(Extracted records)
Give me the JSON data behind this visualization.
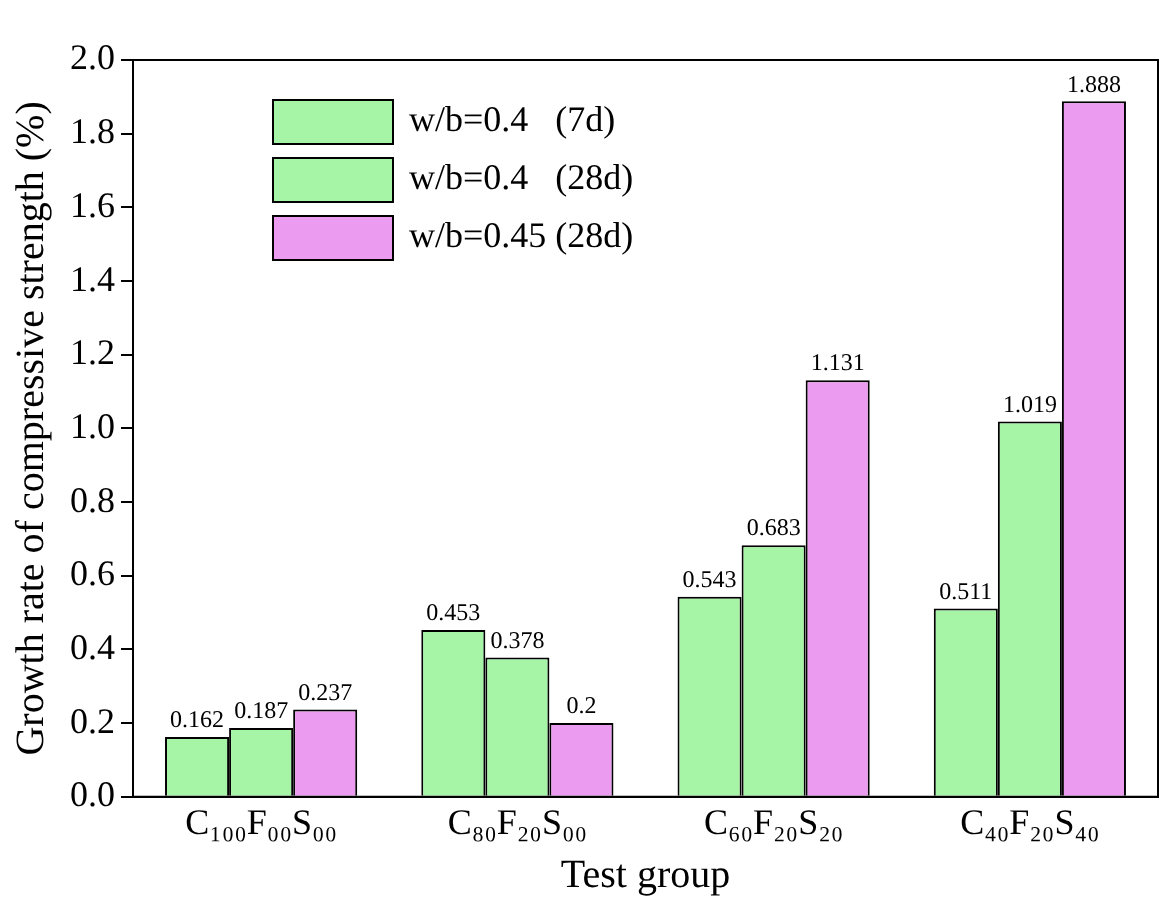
{
  "chart_data": {
    "type": "bar",
    "xlabel": "Test group",
    "ylabel": "Growth rate of compressive strength (%)",
    "categories": [
      "C₁₀₀F₀₀S₀₀",
      "C₈₀F₂₀S₀₀",
      "C₆₀F₂₀S₂₀",
      "C₄₀F₂₀S₄₀"
    ],
    "series": [
      {
        "name": "w/b=0.4   (7d)",
        "color": "#a6f5a6",
        "values": [
          0.162,
          0.453,
          0.543,
          0.511
        ]
      },
      {
        "name": "w/b=0.4   (28d)",
        "color": "#a6f5a6",
        "values": [
          0.187,
          0.378,
          0.683,
          1.019
        ]
      },
      {
        "name": "w/b=0.45 (28d)",
        "color": "#ec9cf0",
        "values": [
          0.237,
          0.2,
          1.131,
          1.888
        ]
      }
    ],
    "ylim": [
      0,
      2.0
    ],
    "yticks": [
      {
        "value": 0,
        "label": "0.0"
      },
      {
        "value": 0.2,
        "label": "0.2"
      },
      {
        "value": 0.4,
        "label": "0.4"
      },
      {
        "value": 0.6,
        "label": "0.6"
      },
      {
        "value": 0.8,
        "label": "0.8"
      },
      {
        "value": 1.0,
        "label": "1.0"
      },
      {
        "value": 1.2,
        "label": "1.2"
      },
      {
        "value": 1.4,
        "label": "1.4"
      },
      {
        "value": 1.6,
        "label": "1.6"
      },
      {
        "value": 1.8,
        "label": "1.8"
      },
      {
        "value": 2.0,
        "label": "2.0"
      }
    ],
    "grid": false,
    "legend": "top left",
    "data_labels": true
  }
}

▸ **Instructions for the task**:
Scan the material and collect every line that contains "name".

▸ **Response to this exercise**:
        "name": "w/b=0.4   (7d)",
        "name": "w/b=0.4   (28d)",
        "name": "w/b=0.45 (28d)",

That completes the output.